▸ **Brief**: Repeat every entry word for word, skipping the pictures.
### Records provided
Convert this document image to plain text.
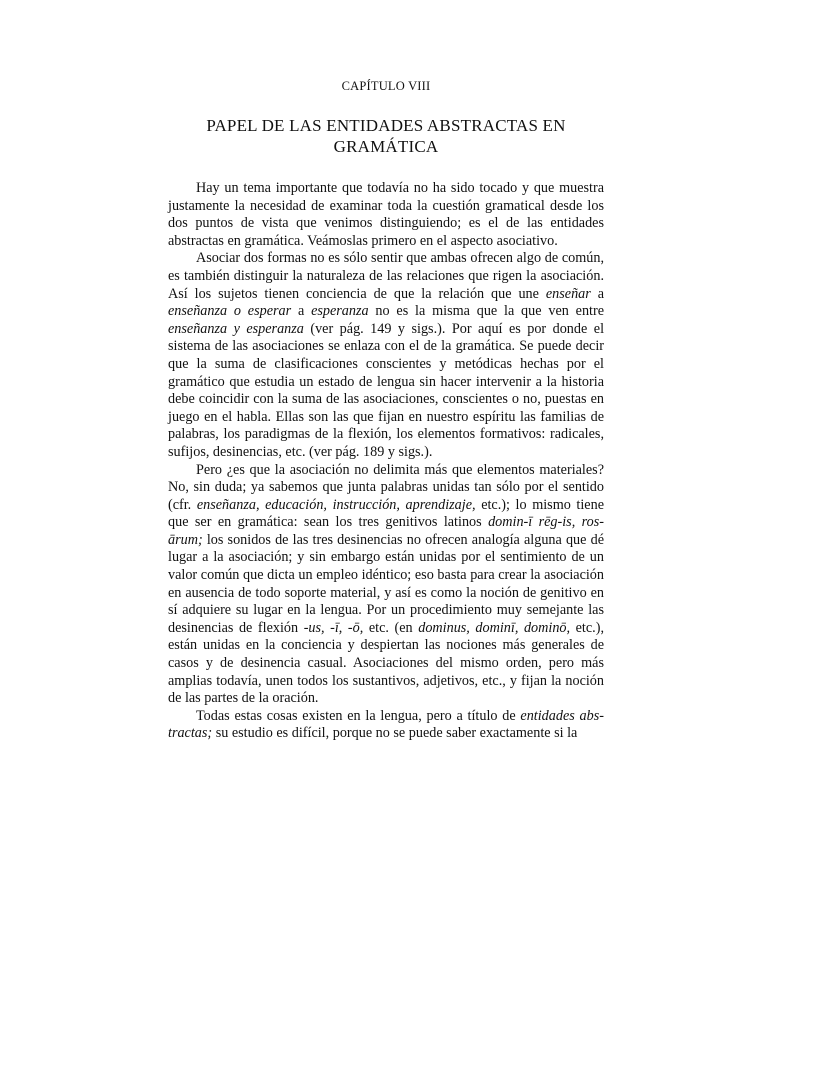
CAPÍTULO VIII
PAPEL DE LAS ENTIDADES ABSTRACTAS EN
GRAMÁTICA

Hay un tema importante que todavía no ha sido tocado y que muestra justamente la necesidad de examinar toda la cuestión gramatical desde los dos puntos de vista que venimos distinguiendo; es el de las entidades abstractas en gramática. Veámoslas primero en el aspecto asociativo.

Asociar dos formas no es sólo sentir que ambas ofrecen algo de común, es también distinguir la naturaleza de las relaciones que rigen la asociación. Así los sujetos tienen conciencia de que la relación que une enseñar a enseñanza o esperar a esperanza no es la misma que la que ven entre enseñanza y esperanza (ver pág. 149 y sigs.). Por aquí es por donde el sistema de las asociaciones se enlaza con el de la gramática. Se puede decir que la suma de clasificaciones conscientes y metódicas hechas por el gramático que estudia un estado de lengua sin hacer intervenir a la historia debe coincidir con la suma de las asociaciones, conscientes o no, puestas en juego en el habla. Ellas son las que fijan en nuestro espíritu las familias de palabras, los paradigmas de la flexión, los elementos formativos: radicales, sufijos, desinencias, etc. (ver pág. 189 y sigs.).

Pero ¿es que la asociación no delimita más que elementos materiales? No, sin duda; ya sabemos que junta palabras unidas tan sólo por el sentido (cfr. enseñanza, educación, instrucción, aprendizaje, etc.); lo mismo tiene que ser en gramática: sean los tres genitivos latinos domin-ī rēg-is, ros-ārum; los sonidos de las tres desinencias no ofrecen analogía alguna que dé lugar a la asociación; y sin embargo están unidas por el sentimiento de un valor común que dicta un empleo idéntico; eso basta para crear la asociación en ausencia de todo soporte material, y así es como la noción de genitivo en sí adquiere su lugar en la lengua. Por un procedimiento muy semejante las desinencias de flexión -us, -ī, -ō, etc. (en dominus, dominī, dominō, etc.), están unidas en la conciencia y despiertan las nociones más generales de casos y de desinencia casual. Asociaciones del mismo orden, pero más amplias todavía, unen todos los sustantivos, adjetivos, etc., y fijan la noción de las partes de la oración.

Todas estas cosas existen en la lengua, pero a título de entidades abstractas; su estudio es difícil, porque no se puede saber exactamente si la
######
▸ **Exercise answer**:
Convert this document image to plain text.
CAPÍTULO VIII
PAPEL DE LAS ENTIDADES ABSTRACTAS EN
GRAMÁTICA

Hay un tema importante que todavía no ha sido tocado y que muestra justamente la necesidad de examinar toda la cuestión gramatical desde los dos puntos de vista que venimos distinguiendo; es el de las entidades abstractas en gramática. Veámoslas primero en el aspecto asociativo.

Asociar dos formas no es sólo sentir que ambas ofrecen algo de común, es también distinguir la naturaleza de las relaciones que rigen la asociación. Así los sujetos tienen conciencia de que la relación que une enseñar a enseñanza o esperar a esperanza no es la misma que la que ven entre enseñanza y esperanza (ver pág. 149 y sigs.). Por aquí es por donde el sistema de las asociaciones se enlaza con el de la gramática. Se puede decir que la suma de clasificaciones conscientes y metódicas hechas por el gramático que estudia un estado de lengua sin hacer intervenir a la historia debe coincidir con la suma de las asociaciones, conscientes o no, puestas en juego en el habla. Ellas son las que fijan en nuestro espíritu las familias de palabras, los paradigmas de la flexión, los elementos formativos: radicales, sufijos, desinencias, etc. (ver pág. 189 y sigs.).

Pero ¿es que la asociación no delimita más que elementos materiales? No, sin duda; ya sabemos que junta palabras unidas tan sólo por el sentido (cfr. enseñanza, educación, instrucción, aprendizaje, etc.); lo mismo tiene que ser en gramática: sean los tres genitivos latinos domin-ī rēg-is, ros-ārum; los sonidos de las tres desinencias no ofrecen analogía alguna que dé lugar a la asociación; y sin embargo están unidas por el sentimiento de un valor común que dicta un empleo idéntico; eso basta para crear la asociación en ausencia de todo soporte material, y así es como la noción de genitivo en sí adquiere su lugar en la lengua. Por un procedimiento muy semejante las desinencias de flexión -us, -ī, -ō, etc. (en dominus, dominī, dominō, etc.), están unidas en la conciencia y despiertan las nociones más generales de casos y de desinencia casual. Asociaciones del mismo orden, pero más amplias todavía, unen todos los sustantivos, adjetivos, etc., y fijan la noción de las partes de la oración.

Todas estas cosas existen en la lengua, pero a título de entidades abstractas; su estudio es difícil, porque no se puede saber exactamente si la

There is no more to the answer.